═══ RECORDS TO PROCESS

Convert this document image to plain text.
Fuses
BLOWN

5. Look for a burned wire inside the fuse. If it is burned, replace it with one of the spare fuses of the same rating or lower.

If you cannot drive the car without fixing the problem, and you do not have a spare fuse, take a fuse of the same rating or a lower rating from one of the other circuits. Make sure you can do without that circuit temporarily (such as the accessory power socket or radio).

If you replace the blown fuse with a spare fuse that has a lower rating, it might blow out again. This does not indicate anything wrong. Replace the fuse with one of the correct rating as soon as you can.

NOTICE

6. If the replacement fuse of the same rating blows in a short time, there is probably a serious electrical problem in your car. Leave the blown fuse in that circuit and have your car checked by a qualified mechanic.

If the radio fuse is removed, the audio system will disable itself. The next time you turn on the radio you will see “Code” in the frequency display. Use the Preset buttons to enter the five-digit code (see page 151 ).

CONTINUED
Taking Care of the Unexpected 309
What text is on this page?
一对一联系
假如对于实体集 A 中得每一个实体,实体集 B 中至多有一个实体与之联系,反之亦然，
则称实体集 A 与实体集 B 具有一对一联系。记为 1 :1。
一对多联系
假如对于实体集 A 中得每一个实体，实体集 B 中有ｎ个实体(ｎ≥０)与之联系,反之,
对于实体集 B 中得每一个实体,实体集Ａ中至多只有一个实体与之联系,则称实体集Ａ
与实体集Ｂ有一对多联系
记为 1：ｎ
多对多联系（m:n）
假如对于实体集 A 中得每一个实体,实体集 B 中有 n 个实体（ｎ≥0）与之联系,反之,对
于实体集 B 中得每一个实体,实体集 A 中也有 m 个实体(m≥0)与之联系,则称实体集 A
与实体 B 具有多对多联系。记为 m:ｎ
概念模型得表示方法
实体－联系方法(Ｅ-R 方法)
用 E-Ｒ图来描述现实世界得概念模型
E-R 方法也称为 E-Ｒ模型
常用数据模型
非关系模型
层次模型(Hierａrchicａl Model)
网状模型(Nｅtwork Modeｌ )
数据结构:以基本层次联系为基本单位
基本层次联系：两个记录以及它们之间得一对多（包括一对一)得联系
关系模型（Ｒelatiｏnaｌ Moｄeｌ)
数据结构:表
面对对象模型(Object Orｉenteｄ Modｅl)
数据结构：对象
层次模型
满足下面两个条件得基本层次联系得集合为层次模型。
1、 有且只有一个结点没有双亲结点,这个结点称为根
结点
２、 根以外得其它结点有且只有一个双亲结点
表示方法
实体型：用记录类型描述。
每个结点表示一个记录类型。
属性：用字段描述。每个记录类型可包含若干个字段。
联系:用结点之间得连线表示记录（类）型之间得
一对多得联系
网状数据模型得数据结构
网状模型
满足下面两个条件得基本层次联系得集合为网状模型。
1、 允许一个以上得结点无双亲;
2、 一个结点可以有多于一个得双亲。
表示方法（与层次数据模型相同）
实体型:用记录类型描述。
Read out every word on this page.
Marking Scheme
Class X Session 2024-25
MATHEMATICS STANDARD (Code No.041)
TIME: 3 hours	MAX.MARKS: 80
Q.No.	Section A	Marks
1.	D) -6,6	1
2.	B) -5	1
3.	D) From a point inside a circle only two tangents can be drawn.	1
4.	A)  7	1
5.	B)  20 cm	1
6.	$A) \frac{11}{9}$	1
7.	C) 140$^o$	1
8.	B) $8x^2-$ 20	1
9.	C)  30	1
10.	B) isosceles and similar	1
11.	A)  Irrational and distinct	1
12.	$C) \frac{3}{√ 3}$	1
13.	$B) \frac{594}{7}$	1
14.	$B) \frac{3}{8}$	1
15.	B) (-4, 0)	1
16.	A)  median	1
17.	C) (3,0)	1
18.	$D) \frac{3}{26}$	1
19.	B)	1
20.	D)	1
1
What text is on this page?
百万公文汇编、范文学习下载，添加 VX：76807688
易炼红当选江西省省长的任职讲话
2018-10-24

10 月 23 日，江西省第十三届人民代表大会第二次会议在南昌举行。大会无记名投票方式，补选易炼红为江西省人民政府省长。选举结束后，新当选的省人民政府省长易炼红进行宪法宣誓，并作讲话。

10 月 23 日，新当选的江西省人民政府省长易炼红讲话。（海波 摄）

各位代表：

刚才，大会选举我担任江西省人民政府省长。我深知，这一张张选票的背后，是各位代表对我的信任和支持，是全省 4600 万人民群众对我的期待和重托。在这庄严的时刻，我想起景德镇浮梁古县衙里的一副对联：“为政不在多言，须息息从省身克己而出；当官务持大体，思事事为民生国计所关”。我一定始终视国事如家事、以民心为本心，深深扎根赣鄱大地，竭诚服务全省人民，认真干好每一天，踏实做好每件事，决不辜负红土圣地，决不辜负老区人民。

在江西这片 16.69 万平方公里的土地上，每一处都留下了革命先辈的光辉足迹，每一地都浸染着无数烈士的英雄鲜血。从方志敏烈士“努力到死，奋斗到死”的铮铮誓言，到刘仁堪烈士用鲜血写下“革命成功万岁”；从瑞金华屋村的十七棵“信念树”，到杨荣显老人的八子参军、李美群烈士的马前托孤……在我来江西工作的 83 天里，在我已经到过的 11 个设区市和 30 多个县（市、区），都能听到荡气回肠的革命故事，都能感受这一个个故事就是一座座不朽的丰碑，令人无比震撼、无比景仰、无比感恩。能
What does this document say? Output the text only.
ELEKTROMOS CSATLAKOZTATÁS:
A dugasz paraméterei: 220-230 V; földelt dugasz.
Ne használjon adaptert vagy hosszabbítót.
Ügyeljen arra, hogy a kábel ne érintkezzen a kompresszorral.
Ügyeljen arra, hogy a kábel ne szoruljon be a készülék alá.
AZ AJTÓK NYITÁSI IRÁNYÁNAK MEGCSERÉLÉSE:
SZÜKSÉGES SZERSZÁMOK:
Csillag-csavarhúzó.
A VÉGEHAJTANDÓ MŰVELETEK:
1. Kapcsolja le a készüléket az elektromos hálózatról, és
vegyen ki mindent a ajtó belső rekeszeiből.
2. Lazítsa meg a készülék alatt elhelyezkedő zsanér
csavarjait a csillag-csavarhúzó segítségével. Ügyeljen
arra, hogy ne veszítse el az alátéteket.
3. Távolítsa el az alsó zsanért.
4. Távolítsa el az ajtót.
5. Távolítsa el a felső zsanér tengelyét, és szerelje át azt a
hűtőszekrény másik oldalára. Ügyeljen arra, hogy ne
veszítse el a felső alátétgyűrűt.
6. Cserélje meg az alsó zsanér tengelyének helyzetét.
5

══════

Show every line of the records above that contains the word "radio".

SOLUTION FOR THIS TASK >>
If you cannot drive the car without fixing the problem, and you do not have a spare fuse, take a fuse of the same rating or a lower rating from one of the other circuits. Make sure you can do without that circuit temporarily (such as the accessory power socket or radio).
If the radio fuse is removed, the audio system will disable itself. The next time you turn on the radio you will see “Code” in the frequency display. Use the Preset buttons to enter the five-digit code (see page 151 ).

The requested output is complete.